#### Your goal
Show every line that has the string "with" in it.

[Records from a data collection]

+-------+

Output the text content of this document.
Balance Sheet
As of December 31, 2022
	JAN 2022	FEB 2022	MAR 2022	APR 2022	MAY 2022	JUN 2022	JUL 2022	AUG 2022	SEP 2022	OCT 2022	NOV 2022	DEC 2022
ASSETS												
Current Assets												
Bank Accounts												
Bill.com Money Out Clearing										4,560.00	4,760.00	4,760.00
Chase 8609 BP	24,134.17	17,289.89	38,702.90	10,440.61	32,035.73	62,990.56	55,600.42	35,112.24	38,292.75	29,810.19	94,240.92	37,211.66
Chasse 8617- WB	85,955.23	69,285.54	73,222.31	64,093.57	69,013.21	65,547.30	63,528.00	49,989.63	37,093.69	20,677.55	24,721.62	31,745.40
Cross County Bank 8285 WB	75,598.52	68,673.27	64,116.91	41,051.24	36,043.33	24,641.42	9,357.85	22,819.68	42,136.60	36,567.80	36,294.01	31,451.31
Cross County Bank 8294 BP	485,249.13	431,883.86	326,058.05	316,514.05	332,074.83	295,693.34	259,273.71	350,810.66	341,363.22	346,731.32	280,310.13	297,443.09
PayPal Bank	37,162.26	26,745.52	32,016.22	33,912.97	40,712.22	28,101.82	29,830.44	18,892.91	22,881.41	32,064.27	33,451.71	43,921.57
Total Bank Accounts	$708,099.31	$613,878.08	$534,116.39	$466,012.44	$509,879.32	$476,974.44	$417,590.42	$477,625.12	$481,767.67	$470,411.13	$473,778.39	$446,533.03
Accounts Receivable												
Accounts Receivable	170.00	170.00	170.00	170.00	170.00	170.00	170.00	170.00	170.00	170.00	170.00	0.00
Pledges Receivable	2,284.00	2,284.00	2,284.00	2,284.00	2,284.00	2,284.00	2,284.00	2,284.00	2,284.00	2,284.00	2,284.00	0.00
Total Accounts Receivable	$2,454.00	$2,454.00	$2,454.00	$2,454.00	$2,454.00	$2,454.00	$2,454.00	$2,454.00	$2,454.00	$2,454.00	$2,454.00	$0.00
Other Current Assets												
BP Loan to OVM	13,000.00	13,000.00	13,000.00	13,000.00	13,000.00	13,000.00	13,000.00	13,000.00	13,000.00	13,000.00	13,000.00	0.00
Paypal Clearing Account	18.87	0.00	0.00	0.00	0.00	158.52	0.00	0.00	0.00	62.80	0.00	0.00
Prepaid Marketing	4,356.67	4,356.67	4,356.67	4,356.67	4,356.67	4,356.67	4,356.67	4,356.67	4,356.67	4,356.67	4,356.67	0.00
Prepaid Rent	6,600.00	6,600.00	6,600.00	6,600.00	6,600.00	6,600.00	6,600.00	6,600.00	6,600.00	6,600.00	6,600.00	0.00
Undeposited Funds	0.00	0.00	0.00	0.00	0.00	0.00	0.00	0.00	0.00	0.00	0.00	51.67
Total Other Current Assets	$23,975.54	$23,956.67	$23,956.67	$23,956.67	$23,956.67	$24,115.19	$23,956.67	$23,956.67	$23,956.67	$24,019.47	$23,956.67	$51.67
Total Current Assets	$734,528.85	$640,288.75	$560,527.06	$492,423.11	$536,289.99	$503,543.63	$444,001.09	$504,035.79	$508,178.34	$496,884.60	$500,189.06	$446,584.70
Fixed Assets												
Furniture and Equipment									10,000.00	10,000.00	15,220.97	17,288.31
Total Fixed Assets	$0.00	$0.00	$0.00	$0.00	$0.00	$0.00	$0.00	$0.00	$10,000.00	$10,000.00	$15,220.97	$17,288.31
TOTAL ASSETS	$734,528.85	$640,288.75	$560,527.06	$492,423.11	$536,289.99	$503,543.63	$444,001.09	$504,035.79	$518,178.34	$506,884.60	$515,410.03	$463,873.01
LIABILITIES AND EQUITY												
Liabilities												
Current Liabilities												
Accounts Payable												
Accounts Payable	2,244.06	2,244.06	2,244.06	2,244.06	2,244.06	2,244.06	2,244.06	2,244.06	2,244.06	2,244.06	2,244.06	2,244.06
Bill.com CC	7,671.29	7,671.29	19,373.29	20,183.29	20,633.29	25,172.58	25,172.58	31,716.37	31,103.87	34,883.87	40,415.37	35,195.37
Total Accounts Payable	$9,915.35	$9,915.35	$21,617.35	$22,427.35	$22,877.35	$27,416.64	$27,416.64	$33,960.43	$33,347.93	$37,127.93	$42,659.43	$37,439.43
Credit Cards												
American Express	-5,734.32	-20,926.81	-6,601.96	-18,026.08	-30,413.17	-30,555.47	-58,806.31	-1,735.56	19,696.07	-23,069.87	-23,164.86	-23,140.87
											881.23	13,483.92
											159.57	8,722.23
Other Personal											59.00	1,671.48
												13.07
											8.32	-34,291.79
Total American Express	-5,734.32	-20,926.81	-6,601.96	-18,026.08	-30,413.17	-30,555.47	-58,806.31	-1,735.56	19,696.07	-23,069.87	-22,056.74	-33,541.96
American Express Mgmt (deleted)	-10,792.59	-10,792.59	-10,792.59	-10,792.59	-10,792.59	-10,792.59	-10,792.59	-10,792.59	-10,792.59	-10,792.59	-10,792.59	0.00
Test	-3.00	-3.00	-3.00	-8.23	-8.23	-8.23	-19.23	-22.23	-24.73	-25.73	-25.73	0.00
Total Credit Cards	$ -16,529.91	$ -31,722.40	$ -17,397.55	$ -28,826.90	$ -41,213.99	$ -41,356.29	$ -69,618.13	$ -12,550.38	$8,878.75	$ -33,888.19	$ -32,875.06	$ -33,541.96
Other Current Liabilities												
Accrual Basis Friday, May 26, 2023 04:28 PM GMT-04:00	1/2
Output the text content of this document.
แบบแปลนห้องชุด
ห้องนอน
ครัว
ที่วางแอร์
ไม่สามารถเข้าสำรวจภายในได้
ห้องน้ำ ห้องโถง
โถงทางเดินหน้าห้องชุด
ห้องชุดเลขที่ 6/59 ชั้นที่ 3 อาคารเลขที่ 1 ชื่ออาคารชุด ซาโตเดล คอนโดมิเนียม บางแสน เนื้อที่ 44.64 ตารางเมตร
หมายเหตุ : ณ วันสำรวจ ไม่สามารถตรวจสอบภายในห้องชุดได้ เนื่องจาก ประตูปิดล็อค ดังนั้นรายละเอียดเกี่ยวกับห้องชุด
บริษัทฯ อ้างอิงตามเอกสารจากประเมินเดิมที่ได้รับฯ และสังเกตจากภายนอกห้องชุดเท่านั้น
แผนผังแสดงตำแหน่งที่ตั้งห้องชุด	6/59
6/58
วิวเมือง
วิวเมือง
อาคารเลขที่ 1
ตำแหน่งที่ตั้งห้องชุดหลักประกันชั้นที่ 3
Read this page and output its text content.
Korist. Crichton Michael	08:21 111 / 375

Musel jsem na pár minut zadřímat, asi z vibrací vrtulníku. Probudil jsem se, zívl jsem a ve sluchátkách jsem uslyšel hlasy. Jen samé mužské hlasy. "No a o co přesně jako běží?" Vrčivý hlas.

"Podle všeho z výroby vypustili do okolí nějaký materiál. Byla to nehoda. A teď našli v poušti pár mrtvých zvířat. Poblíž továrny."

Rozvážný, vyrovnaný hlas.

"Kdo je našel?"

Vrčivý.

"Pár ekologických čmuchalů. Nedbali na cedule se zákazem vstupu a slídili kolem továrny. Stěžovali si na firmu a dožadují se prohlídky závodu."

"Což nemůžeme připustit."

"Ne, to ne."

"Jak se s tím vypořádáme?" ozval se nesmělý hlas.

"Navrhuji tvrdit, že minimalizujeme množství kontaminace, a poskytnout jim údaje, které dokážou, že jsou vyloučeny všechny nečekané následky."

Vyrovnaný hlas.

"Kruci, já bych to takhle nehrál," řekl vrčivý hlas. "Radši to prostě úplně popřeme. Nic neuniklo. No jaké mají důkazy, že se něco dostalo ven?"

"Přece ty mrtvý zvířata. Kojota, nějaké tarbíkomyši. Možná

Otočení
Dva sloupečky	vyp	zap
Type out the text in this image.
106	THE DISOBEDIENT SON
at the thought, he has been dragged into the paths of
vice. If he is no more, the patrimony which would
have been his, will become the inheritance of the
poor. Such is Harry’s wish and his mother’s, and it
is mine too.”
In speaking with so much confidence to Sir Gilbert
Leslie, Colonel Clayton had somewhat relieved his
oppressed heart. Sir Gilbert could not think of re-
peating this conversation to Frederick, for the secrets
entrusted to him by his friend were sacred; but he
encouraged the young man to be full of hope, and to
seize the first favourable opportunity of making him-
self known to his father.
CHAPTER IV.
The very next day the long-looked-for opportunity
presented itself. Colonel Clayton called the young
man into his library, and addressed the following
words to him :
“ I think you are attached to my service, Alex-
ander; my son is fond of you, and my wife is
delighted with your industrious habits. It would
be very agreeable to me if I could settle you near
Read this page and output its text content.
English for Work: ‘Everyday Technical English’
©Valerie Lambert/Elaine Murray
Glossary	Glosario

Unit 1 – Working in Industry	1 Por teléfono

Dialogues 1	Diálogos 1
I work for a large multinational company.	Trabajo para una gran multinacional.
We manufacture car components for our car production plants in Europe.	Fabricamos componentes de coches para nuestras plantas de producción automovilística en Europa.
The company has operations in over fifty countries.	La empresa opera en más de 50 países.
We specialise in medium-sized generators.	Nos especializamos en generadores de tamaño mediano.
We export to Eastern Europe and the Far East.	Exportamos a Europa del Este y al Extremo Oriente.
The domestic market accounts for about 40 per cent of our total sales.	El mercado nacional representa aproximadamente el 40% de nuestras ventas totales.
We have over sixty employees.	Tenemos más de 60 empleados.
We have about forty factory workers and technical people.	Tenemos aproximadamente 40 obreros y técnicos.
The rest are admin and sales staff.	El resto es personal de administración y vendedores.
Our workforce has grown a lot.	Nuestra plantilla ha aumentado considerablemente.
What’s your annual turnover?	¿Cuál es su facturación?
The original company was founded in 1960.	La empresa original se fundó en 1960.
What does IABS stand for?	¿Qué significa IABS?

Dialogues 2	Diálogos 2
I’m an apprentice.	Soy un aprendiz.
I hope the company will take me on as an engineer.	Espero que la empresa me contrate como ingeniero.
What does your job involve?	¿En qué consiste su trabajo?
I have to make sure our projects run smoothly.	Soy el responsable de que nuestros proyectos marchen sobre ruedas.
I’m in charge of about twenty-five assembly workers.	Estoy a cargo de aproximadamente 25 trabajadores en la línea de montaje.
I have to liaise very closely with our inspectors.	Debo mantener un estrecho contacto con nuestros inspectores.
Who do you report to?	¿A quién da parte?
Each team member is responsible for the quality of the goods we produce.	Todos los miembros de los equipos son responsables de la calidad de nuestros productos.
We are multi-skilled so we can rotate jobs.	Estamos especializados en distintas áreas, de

+-------+

#### Output for this exercise
In speaking with so much confidence to Sir Gilbert
delighted with your industrious habits. It would
I have to liaise very closely with our inspectors.	Debo mantener un estrecho contacto con nuestros inspectores.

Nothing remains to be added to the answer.